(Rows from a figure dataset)
::::::::

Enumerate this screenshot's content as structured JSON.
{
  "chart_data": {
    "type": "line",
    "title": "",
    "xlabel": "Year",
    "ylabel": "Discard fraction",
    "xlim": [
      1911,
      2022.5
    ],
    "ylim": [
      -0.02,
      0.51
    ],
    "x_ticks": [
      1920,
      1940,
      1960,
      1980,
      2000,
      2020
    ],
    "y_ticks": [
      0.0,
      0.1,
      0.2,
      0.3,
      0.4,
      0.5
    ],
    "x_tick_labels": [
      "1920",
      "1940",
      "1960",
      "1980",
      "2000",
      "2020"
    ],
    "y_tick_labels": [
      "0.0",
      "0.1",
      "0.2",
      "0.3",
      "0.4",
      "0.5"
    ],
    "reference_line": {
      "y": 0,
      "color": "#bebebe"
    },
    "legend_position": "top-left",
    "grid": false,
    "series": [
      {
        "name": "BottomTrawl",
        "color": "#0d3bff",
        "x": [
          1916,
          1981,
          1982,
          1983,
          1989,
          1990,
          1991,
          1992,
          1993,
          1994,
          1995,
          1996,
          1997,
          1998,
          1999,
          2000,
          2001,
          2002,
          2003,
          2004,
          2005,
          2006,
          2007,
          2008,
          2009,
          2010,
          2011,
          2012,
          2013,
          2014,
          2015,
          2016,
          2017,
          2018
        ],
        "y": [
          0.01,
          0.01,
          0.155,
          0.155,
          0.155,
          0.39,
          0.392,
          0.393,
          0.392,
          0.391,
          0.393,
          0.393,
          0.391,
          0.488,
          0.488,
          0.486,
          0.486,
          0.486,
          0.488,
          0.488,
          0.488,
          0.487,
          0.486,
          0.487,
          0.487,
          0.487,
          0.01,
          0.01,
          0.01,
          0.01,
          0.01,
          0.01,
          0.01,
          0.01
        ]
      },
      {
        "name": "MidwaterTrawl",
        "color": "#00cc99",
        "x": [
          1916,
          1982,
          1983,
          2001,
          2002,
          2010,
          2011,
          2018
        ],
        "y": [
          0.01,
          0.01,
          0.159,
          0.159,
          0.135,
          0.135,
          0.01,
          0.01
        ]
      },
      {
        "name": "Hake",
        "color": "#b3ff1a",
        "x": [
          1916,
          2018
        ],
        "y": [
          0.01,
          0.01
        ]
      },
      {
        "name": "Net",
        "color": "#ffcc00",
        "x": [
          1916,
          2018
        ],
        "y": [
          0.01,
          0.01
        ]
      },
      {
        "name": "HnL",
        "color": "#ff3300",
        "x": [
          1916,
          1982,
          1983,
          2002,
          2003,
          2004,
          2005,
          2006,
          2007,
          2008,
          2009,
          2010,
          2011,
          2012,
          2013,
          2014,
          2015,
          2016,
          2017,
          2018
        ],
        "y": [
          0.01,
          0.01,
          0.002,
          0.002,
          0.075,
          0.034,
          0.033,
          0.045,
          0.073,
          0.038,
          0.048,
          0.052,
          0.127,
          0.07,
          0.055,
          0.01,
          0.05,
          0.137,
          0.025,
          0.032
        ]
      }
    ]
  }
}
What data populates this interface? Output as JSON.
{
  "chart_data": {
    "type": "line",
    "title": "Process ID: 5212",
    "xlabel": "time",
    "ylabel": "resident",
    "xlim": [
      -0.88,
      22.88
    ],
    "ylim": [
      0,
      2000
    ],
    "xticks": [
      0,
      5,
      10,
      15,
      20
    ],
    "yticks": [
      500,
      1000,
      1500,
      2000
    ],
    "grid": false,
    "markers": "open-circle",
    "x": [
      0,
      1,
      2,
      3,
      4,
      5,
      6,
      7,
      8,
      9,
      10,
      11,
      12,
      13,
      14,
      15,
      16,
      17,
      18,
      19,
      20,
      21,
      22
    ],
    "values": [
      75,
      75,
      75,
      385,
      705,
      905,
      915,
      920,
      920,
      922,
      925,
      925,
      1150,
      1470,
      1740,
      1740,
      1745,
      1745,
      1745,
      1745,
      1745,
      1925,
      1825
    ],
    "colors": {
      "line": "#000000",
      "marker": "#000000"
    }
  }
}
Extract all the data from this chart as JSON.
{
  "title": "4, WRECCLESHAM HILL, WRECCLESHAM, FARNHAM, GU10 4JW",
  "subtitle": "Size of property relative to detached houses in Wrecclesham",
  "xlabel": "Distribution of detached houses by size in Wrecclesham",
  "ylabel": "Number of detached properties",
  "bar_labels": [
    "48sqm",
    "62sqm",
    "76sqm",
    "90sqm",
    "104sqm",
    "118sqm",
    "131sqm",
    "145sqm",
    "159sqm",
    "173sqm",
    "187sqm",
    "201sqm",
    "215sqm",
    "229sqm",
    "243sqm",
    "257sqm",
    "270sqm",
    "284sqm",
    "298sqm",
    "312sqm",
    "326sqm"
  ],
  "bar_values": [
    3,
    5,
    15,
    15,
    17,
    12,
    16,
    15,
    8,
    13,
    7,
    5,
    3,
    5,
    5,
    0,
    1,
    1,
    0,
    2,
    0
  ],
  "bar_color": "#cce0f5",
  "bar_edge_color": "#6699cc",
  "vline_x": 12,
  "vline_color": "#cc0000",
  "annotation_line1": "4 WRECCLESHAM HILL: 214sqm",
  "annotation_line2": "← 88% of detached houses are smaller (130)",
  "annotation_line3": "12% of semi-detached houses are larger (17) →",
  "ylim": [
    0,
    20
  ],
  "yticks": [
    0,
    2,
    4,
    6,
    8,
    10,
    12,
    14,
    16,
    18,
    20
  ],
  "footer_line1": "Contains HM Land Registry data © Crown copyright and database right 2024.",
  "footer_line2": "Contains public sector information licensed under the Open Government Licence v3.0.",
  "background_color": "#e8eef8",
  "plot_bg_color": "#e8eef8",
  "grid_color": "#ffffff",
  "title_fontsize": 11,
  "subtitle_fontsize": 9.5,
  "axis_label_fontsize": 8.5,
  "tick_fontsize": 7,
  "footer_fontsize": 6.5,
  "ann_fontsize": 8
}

::::::::

* _STATED TASK_
Each line must be given again exactly as written above.

* _TASK ANSWER_
Enumerate this screenshot's content as structured JSON.
{
  "chart_data": {
    "type": "line",
    "title": "",
    "xlabel": "Year",
    "ylabel": "Discard fraction",
    "xlim": [
      1911,
      2022.5
    ],
    "ylim": [
      -0.02,
      0.51
    ],
    "x_ticks": [
      1920,
      1940,
      1960,
      1980,
      2000,
      2020
    ],
    "y_ticks": [
      0.0,
      0.1,
      0.2,
      0.3,
      0.4,
      0.5
    ],
    "x_tick_labels": [
      "1920",
      "1940",
      "1960",
      "1980",
      "2000",
      "2020"
    ],
    "y_tick_labels": [
      "0.0",
      "0.1",
      "0.2",
      "0.3",
      "0.4",
      "0.5"
    ],
    "reference_line": {
      "y": 0,
      "color": "#bebebe"
    },
    "legend_position": "top-left",
    "grid": false,
    "series": [
      {
        "name": "BottomTrawl",
        "color": "#0d3bff",
        "x": [
          1916,
          1981,
          1982,
          1983,
          1989,
          1990,
          1991,
          1992,
          1993,
          1994,
          1995,
          1996,
          1997,
          1998,
          1999,
          2000,
          2001,
          2002,
          2003,
          2004,
          2005,
          2006,
          2007,
          2008,
          2009,
          2010,
          2011,
          2012,
          2013,
          2014,
          2015,
          2016,
          2017,
          2018
        ],
        "y": [
          0.01,
          0.01,
          0.155,
          0.155,
          0.155,
          0.39,
          0.392,
          0.393,
          0.392,
          0.391,
          0.393,
          0.393,
          0.391,
          0.488,
          0.488,
          0.486,
          0.486,
          0.486,
          0.488,
          0.488,
          0.488,
          0.487,
          0.486,
          0.487,
          0.487,
          0.487,
          0.01,
          0.01,
          0.01,
          0.01,
          0.01,
          0.01,
          0.01,
          0.01
        ]
      },
      {
        "name": "MidwaterTrawl",
        "color": "#00cc99",
        "x": [
          1916,
          1982,
          1983,
          2001,
          2002,
          2010,
          2011,
          2018
        ],
        "y": [
          0.01,
          0.01,
          0.159,
          0.159,
          0.135,
          0.135,
          0.01,
          0.01
        ]
      },
      {
        "name": "Hake",
        "color": "#b3ff1a",
        "x": [
          1916,
          2018
        ],
        "y": [
          0.01,
          0.01
        ]
      },
      {
        "name": "Net",
        "color": "#ffcc00",
        "x": [
          1916,
          2018
        ],
        "y": [
          0.01,
          0.01
        ]
      },
      {
        "name": "HnL",
        "color": "#ff3300",
        "x": [
          1916,
          1982,
          1983,
          2002,
          2003,
          2004,
          2005,
          2006,
          2007,
          2008,
          2009,
          2010,
          2011,
          2012,
          2013,
          2014,
          2015,
          2016,
          2017,
          2018
        ],
        "y": [
          0.01,
          0.01,
          0.002,
          0.002,
          0.075,
          0.034,
          0.033,
          0.045,
          0.073,
          0.038,
          0.048,
          0.052,
          0.127,
          0.07,
          0.055,
          0.01,
          0.05,
          0.137,
          0.025,
          0.032
        ]
      }
    ]
  }
}
What data populates this interface? Output as JSON.
{
  "chart_data": {
    "type": "line",
    "title": "Process ID: 5212",
    "xlabel": "time",
    "ylabel": "resident",
    "xlim": [
      -0.88,
      22.88
    ],
    "ylim": [
      0,
      2000
    ],
    "xticks": [
      0,
      5,
      10,
      15,
      20
    ],
    "yticks": [
      500,
      1000,
      1500,
      2000
    ],
    "grid": false,
    "markers": "open-circle",
    "x": [
      0,
      1,
      2,
      3,
      4,
      5,
      6,
      7,
      8,
      9,
      10,
      11,
      12,
      13,
      14,
      15,
      16,
      17,
      18,
      19,
      20,
      21,
      22
    ],
    "values": [
      75,
      75,
      75,
      385,
      705,
      905,
      915,
      920,
      920,
      922,
      925,
      925,
      1150,
      1470,
      1740,
      1740,
      1745,
      1745,
      1745,
      1745,
      1745,
      1925,
      1825
    ],
    "colors": {
      "line": "#000000",
      "marker": "#000000"
    }
  }
}
Extract all the data from this chart as JSON.
{
  "title": "4, WRECCLESHAM HILL, WRECCLESHAM, FARNHAM, GU10 4JW",
  "subtitle": "Size of property relative to detached houses in Wrecclesham",
  "xlabel": "Distribution of detached houses by size in Wrecclesham",
  "ylabel": "Number of detached properties",
  "bar_labels": [
    "48sqm",
    "62sqm",
    "76sqm",
    "90sqm",
    "104sqm",
    "118sqm",
    "131sqm",
    "145sqm",
    "159sqm",
    "173sqm",
    "187sqm",
    "201sqm",
    "215sqm",
    "229sqm",
    "243sqm",
    "257sqm",
    "270sqm",
    "284sqm",
    "298sqm",
    "312sqm",
    "326sqm"
  ],
  "bar_values": [
    3,
    5,
    15,
    15,
    17,
    12,
    16,
    15,
    8,
    13,
    7,
    5,
    3,
    5,
    5,
    0,
    1,
    1,
    0,
    2,
    0
  ],
  "bar_color": "#cce0f5",
  "bar_edge_color": "#6699cc",
  "vline_x": 12,
  "vline_color": "#cc0000",
  "annotation_line1": "4 WRECCLESHAM HILL: 214sqm",
  "annotation_line2": "← 88% of detached houses are smaller (130)",
  "annotation_line3": "12% of semi-detached houses are larger (17) →",
  "ylim": [
    0,
    20
  ],
  "yticks": [
    0,
    2,
    4,
    6,
    8,
    10,
    12,
    14,
    16,
    18,
    20
  ],
  "footer_line1": "Contains HM Land Registry data © Crown copyright and database right 2024.",
  "footer_line2": "Contains public sector information licensed under the Open Government Licence v3.0.",
  "background_color": "#e8eef8",
  "plot_bg_color": "#e8eef8",
  "grid_color": "#ffffff",
  "title_fontsize": 11,
  "subtitle_fontsize": 9.5,
  "axis_label_fontsize": 8.5,
  "tick_fontsize": 7,
  "footer_fontsize": 6.5,
  "ann_fontsize": 8
}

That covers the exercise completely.